>> start Exercise material
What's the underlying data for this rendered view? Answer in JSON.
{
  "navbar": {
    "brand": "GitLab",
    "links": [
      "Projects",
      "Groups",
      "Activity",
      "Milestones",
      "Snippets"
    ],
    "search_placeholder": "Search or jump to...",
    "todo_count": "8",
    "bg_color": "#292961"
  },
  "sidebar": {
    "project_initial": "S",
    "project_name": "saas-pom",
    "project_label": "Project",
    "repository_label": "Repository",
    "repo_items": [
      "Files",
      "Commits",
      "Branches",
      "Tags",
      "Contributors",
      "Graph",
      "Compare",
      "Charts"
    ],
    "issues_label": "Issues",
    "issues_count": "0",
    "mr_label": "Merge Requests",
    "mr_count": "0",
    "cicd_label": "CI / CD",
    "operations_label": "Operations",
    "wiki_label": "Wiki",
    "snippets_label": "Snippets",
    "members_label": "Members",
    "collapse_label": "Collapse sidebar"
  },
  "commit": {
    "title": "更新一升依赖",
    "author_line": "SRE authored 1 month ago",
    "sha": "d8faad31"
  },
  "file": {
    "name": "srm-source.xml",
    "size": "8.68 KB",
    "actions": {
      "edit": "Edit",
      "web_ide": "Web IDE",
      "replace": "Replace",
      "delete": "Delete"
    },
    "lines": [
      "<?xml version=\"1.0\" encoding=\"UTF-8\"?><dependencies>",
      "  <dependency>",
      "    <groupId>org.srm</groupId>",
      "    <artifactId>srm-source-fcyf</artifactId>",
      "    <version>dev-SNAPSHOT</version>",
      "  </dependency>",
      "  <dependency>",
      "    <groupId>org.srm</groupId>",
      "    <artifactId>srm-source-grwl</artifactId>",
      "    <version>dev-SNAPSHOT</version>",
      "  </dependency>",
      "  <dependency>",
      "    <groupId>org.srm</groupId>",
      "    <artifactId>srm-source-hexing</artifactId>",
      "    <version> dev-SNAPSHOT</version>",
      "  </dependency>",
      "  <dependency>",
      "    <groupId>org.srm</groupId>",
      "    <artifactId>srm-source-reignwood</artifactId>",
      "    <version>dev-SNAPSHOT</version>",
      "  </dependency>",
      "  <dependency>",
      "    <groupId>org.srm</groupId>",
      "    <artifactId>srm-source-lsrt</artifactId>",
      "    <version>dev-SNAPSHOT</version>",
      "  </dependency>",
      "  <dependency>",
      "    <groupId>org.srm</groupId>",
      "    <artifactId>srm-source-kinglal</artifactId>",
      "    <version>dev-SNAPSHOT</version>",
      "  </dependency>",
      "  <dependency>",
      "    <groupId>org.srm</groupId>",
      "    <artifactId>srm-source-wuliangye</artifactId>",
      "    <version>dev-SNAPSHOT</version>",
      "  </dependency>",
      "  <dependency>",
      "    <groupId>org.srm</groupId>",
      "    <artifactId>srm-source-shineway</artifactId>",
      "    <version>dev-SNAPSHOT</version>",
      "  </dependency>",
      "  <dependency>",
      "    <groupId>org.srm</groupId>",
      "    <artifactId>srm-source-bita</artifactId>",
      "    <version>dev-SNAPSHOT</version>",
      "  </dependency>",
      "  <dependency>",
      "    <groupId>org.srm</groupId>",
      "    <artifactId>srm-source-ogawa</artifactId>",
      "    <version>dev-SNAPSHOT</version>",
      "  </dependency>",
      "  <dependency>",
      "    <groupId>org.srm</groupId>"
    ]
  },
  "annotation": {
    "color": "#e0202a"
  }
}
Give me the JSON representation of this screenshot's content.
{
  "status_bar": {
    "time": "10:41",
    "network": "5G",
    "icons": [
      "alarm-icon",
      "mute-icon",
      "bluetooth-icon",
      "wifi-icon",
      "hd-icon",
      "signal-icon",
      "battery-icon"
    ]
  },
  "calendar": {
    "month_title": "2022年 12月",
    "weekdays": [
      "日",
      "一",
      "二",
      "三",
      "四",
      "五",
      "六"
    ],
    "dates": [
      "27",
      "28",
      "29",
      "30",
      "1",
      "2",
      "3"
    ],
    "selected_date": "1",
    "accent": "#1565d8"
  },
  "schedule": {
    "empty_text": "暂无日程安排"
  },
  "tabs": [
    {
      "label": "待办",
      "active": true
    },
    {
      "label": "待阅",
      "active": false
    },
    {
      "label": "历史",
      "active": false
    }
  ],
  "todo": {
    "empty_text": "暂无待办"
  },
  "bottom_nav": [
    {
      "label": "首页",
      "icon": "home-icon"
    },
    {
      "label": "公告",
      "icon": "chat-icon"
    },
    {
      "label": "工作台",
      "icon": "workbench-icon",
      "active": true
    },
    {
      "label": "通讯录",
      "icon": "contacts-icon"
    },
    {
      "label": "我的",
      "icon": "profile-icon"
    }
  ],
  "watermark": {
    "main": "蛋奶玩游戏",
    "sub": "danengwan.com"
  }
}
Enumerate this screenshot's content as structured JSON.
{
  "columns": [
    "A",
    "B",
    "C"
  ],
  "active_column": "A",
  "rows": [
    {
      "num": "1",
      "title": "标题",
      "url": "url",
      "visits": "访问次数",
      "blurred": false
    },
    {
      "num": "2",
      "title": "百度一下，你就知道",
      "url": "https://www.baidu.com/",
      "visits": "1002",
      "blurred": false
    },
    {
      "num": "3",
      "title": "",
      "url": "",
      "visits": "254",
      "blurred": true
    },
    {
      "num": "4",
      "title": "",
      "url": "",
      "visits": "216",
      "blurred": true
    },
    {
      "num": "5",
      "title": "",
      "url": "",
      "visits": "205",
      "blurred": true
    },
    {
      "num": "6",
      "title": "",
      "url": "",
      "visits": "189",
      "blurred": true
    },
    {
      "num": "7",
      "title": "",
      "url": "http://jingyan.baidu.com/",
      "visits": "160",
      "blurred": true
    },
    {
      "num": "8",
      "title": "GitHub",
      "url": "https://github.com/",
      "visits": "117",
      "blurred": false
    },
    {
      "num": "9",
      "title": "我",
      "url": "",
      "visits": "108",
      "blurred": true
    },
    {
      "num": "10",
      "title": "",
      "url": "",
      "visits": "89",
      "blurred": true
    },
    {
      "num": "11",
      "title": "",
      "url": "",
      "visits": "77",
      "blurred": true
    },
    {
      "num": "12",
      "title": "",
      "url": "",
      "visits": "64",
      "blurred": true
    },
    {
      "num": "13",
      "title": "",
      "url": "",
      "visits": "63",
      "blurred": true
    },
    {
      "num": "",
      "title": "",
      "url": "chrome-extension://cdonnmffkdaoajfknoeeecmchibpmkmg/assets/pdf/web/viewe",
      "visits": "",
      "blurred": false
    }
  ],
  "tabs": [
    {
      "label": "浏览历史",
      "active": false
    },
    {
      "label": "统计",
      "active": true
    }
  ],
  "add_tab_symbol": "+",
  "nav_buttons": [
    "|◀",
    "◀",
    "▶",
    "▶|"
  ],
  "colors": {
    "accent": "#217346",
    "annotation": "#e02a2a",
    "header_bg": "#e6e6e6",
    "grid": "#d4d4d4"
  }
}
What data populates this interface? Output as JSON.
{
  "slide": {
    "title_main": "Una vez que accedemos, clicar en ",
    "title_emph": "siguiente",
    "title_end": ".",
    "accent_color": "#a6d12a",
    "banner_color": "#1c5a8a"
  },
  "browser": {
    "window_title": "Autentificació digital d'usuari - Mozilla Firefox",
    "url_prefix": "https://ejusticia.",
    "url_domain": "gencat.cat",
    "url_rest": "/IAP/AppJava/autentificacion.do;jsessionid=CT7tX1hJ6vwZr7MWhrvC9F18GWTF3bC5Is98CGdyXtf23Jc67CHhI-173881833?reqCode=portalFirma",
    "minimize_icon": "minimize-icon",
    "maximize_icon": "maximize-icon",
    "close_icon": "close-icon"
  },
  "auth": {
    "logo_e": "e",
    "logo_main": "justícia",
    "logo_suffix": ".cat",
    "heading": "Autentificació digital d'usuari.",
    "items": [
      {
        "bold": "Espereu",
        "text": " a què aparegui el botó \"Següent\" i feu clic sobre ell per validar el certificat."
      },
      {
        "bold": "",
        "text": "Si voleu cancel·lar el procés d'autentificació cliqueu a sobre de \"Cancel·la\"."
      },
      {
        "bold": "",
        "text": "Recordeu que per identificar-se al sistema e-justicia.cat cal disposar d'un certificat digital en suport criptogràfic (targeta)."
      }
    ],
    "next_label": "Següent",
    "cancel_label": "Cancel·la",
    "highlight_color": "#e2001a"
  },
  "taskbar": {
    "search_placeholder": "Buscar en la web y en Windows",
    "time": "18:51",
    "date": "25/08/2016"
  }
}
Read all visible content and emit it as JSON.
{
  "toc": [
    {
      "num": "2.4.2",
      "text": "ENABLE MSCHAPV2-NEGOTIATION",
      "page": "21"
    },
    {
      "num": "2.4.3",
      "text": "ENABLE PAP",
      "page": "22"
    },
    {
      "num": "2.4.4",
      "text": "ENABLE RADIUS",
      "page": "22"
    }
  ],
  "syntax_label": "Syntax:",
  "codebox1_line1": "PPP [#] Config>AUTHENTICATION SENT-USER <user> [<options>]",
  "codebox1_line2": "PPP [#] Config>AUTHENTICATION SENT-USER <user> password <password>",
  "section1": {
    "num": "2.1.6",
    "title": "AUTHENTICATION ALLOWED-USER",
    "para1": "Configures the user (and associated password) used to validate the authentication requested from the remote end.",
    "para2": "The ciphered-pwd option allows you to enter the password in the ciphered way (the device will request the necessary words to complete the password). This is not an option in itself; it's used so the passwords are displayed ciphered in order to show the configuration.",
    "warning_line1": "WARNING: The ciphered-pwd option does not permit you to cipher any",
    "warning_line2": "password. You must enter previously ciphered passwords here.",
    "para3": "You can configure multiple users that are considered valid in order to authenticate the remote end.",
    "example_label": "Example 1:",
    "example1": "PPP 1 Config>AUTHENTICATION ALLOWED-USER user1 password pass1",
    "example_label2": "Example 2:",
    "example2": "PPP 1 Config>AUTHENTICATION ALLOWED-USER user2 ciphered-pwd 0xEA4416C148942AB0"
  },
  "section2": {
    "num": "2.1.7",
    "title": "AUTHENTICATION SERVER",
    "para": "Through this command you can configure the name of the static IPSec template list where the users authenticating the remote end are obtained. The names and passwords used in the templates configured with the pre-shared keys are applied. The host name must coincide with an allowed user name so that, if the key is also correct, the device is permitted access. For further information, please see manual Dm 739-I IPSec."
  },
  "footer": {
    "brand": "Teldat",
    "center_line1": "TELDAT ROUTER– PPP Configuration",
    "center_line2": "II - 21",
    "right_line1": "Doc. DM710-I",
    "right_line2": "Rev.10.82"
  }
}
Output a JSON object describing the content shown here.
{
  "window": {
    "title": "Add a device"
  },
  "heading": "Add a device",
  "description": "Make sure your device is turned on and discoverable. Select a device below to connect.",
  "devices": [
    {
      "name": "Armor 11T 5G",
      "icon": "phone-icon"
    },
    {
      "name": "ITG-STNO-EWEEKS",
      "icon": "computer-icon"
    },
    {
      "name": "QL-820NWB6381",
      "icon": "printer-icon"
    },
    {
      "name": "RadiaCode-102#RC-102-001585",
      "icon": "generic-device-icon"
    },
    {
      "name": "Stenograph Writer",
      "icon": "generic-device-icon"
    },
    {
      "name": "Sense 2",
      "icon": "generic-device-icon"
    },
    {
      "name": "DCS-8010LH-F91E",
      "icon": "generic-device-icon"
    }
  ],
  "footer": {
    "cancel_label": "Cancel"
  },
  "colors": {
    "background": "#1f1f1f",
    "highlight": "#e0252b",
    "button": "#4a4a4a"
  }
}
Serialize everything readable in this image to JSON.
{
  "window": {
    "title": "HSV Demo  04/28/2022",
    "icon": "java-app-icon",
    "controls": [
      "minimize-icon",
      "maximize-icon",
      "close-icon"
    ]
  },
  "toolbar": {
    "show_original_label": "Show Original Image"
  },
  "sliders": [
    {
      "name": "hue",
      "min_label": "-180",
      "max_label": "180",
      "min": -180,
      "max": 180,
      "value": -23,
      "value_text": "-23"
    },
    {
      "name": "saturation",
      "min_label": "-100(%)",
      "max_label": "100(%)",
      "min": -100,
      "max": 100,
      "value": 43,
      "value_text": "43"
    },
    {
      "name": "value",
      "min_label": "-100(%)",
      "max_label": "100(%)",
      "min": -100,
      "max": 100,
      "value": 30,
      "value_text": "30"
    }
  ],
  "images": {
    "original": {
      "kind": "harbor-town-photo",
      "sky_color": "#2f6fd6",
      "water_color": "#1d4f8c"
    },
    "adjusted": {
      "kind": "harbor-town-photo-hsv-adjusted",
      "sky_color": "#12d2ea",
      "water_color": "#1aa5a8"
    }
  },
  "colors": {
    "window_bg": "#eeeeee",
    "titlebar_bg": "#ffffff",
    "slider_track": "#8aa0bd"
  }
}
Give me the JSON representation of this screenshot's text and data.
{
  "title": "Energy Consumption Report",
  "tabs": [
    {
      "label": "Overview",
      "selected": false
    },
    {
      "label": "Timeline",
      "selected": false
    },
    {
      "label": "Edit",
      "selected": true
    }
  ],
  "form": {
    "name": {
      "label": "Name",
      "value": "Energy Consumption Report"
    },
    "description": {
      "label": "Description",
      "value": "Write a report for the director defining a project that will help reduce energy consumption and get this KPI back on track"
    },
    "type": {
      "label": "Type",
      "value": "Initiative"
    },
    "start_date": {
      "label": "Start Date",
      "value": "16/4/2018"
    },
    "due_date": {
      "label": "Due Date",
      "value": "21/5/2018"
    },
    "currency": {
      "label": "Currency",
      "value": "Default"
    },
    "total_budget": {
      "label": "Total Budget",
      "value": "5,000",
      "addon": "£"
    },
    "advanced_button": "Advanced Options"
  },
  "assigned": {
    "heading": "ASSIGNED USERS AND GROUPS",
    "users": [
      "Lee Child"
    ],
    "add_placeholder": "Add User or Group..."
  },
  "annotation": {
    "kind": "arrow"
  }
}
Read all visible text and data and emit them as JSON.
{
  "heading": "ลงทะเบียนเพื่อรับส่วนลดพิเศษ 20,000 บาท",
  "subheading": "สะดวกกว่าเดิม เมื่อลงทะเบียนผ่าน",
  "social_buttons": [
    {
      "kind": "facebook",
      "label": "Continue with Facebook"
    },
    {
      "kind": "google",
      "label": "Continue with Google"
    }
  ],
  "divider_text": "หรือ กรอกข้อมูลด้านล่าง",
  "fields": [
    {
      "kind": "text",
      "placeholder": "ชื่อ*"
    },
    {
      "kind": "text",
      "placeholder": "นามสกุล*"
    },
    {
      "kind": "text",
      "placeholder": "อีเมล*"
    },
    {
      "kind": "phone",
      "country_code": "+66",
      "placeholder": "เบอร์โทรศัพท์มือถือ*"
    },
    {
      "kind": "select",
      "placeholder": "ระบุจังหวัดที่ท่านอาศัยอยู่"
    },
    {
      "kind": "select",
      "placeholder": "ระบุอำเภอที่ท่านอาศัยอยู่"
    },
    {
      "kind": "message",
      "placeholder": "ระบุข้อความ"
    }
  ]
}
>> end Exercise material
* What is required *
Copy each line of the entries that includes the word "ENABLE".

* Solution to this exercise *
      "text": "ENABLE MSCHAPV2-NEGOTIATION",
      "text": "ENABLE PAP",
      "text": "ENABLE RADIUS",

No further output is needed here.